Start of Exercise input
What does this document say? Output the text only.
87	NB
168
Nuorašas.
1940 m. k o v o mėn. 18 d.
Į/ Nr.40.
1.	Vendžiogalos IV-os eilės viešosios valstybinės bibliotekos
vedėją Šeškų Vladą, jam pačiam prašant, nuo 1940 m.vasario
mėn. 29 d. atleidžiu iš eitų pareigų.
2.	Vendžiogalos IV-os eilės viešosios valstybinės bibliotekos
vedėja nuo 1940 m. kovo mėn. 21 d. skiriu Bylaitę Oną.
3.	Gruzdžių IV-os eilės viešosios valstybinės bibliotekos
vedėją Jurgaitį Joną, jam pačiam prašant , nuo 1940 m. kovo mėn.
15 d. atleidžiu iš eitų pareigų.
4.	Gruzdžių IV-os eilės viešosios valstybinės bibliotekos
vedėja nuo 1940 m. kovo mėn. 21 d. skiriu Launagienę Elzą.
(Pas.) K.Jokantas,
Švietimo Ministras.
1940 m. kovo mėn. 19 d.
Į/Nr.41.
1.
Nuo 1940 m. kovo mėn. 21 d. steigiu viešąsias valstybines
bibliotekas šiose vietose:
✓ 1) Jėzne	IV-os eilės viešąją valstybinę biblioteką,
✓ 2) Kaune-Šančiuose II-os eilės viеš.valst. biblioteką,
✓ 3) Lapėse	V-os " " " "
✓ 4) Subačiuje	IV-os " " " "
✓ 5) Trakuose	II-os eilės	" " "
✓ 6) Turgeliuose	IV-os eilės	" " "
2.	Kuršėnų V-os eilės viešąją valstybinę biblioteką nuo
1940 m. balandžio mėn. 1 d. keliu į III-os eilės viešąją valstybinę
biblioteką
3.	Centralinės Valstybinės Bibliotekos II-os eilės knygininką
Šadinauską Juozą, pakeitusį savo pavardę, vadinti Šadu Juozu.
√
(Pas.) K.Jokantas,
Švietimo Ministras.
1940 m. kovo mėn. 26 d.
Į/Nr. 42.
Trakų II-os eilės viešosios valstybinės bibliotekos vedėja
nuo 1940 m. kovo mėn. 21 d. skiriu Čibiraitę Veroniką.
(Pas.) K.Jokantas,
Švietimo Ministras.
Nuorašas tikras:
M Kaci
End of Exercise input
Start of Exercise input
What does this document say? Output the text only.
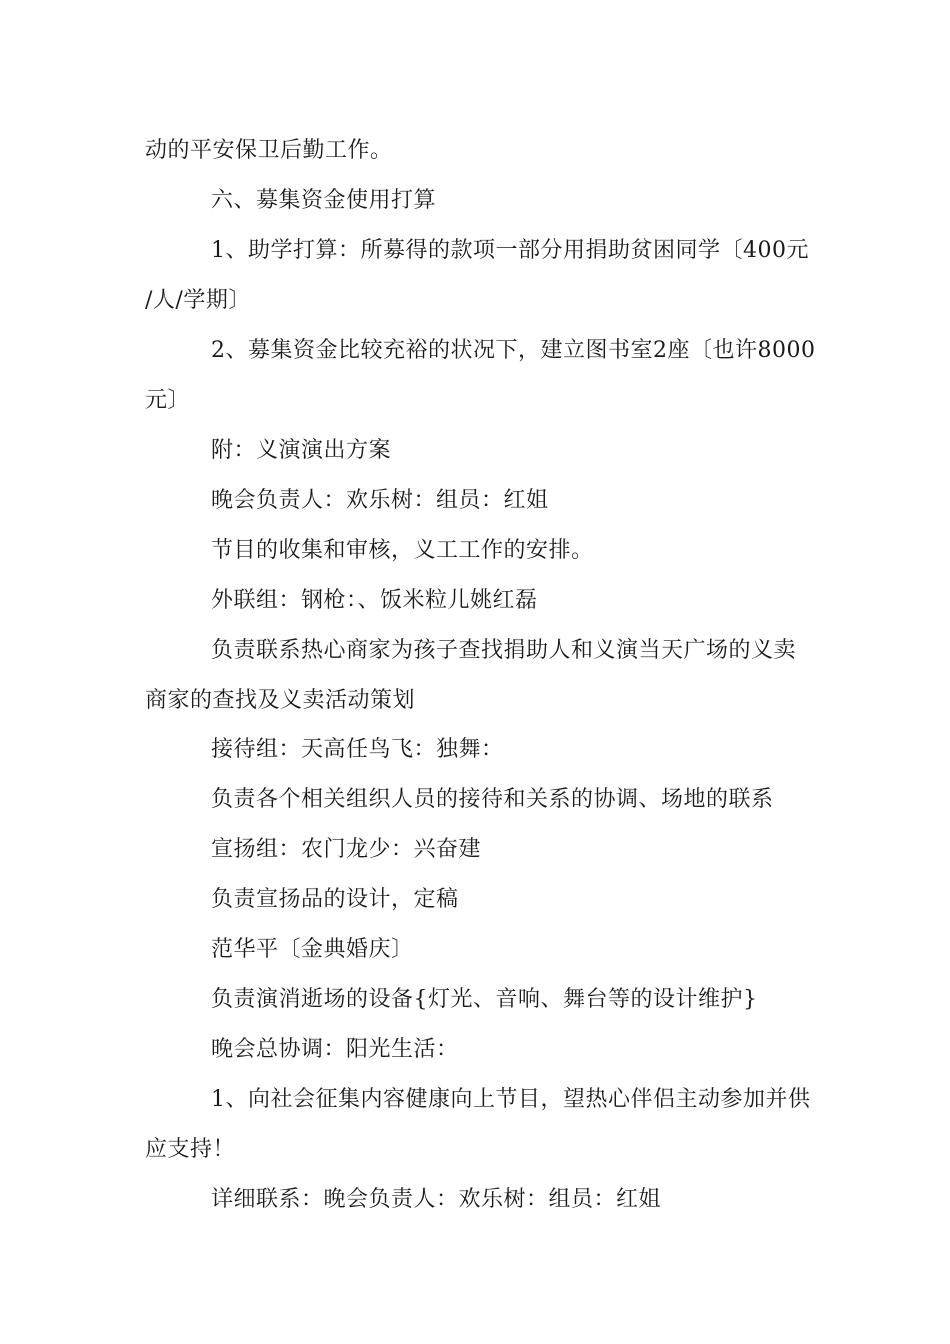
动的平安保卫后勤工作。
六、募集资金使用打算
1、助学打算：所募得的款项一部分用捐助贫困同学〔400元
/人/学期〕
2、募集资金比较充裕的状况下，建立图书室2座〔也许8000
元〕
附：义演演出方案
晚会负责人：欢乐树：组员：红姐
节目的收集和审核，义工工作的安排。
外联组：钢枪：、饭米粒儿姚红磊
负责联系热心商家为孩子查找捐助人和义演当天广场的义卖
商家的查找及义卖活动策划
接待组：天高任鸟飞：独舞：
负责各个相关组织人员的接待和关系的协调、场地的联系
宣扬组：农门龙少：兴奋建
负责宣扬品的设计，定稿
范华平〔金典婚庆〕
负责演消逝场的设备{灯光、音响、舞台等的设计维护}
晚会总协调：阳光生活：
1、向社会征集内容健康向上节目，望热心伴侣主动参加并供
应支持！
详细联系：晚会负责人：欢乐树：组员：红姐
End of Exercise input
Start of Exercise input
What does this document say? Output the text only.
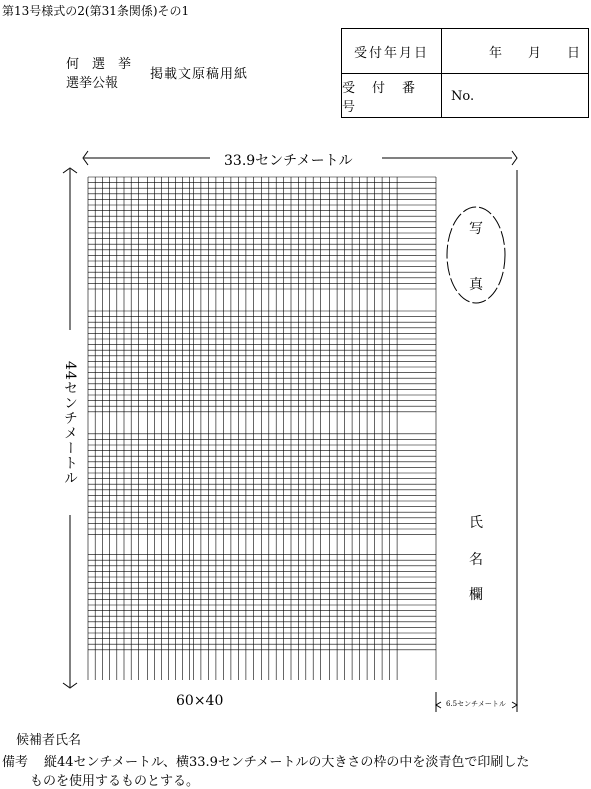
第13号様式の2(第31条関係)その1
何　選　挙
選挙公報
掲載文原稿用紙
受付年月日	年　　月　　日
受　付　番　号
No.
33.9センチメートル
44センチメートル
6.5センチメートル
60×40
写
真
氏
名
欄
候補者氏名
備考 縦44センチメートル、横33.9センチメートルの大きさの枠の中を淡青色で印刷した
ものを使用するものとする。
End of Exercise input
* [Your task]: Using the listing above, pick out each line that contains the word "Vendžiogalos", then copy it.

* [Response to the exercise]:
1.	Vendžiogalos IV-os eilės viešosios valstybinės bibliotekos
2.	Vendžiogalos IV-os eilės viešosios valstybinės bibliotekos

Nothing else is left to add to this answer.